**The problem**
Write out the full set of records below exactly.

Entries with figure data
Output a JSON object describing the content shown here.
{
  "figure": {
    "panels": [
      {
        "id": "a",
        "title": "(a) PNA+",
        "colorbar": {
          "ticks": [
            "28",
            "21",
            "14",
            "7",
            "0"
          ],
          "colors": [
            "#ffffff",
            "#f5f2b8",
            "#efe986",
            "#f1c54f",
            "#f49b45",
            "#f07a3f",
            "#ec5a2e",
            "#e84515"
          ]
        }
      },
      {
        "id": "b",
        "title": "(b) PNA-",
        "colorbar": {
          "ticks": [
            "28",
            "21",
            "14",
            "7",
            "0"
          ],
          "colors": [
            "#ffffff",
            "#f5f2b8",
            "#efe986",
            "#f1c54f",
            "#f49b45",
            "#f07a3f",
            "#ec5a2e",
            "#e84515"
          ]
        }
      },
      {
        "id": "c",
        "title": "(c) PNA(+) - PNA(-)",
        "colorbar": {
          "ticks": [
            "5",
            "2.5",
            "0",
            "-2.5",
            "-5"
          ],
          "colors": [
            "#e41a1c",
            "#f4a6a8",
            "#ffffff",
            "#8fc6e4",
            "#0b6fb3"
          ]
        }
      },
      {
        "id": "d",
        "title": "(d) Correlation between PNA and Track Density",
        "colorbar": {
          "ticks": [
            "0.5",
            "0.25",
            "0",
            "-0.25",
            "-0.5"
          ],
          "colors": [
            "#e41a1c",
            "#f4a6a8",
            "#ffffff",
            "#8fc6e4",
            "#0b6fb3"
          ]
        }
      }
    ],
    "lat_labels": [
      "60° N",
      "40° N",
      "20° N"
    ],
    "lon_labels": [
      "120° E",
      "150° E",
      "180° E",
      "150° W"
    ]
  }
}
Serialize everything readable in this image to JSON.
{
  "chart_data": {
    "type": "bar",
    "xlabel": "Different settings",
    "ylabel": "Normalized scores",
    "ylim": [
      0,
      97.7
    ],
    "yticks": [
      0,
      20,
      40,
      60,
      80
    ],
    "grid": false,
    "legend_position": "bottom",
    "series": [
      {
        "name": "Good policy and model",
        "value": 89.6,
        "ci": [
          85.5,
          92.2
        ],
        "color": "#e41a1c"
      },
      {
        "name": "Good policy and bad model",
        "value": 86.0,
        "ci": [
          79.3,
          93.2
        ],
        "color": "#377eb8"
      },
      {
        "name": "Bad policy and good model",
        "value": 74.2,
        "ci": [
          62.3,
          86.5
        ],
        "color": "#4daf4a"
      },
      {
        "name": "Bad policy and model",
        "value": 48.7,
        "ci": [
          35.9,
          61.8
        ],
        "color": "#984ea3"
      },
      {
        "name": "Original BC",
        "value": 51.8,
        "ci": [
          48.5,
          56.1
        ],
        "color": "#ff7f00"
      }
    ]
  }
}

**Task result**
Output a JSON object describing the content shown here.
{
  "figure": {
    "panels": [
      {
        "id": "a",
        "title": "(a) PNA+",
        "colorbar": {
          "ticks": [
            "28",
            "21",
            "14",
            "7",
            "0"
          ],
          "colors": [
            "#ffffff",
            "#f5f2b8",
            "#efe986",
            "#f1c54f",
            "#f49b45",
            "#f07a3f",
            "#ec5a2e",
            "#e84515"
          ]
        }
      },
      {
        "id": "b",
        "title": "(b) PNA-",
        "colorbar": {
          "ticks": [
            "28",
            "21",
            "14",
            "7",
            "0"
          ],
          "colors": [
            "#ffffff",
            "#f5f2b8",
            "#efe986",
            "#f1c54f",
            "#f49b45",
            "#f07a3f",
            "#ec5a2e",
            "#e84515"
          ]
        }
      },
      {
        "id": "c",
        "title": "(c) PNA(+) - PNA(-)",
        "colorbar": {
          "ticks": [
            "5",
            "2.5",
            "0",
            "-2.5",
            "-5"
          ],
          "colors": [
            "#e41a1c",
            "#f4a6a8",
            "#ffffff",
            "#8fc6e4",
            "#0b6fb3"
          ]
        }
      },
      {
        "id": "d",
        "title": "(d) Correlation between PNA and Track Density",
        "colorbar": {
          "ticks": [
            "0.5",
            "0.25",
            "0",
            "-0.25",
            "-0.5"
          ],
          "colors": [
            "#e41a1c",
            "#f4a6a8",
            "#ffffff",
            "#8fc6e4",
            "#0b6fb3"
          ]
        }
      }
    ],
    "lat_labels": [
      "60° N",
      "40° N",
      "20° N"
    ],
    "lon_labels": [
      "120° E",
      "150° E",
      "180° E",
      "150° W"
    ]
  }
}
Serialize everything readable in this image to JSON.
{
  "chart_data": {
    "type": "bar",
    "xlabel": "Different settings",
    "ylabel": "Normalized scores",
    "ylim": [
      0,
      97.7
    ],
    "yticks": [
      0,
      20,
      40,
      60,
      80
    ],
    "grid": false,
    "legend_position": "bottom",
    "series": [
      {
        "name": "Good policy and model",
        "value": 89.6,
        "ci": [
          85.5,
          92.2
        ],
        "color": "#e41a1c"
      },
      {
        "name": "Good policy and bad model",
        "value": 86.0,
        "ci": [
          79.3,
          93.2
        ],
        "color": "#377eb8"
      },
      {
        "name": "Bad policy and good model",
        "value": 74.2,
        "ci": [
          62.3,
          86.5
        ],
        "color": "#4daf4a"
      },
      {
        "name": "Bad policy and model",
        "value": 48.7,
        "ci": [
          35.9,
          61.8
        ],
        "color": "#984ea3"
      },
      {
        "name": "Original BC",
        "value": 51.8,
        "ci": [
          48.5,
          56.1
        ],
        "color": "#ff7f00"
      }
    ]
  }
}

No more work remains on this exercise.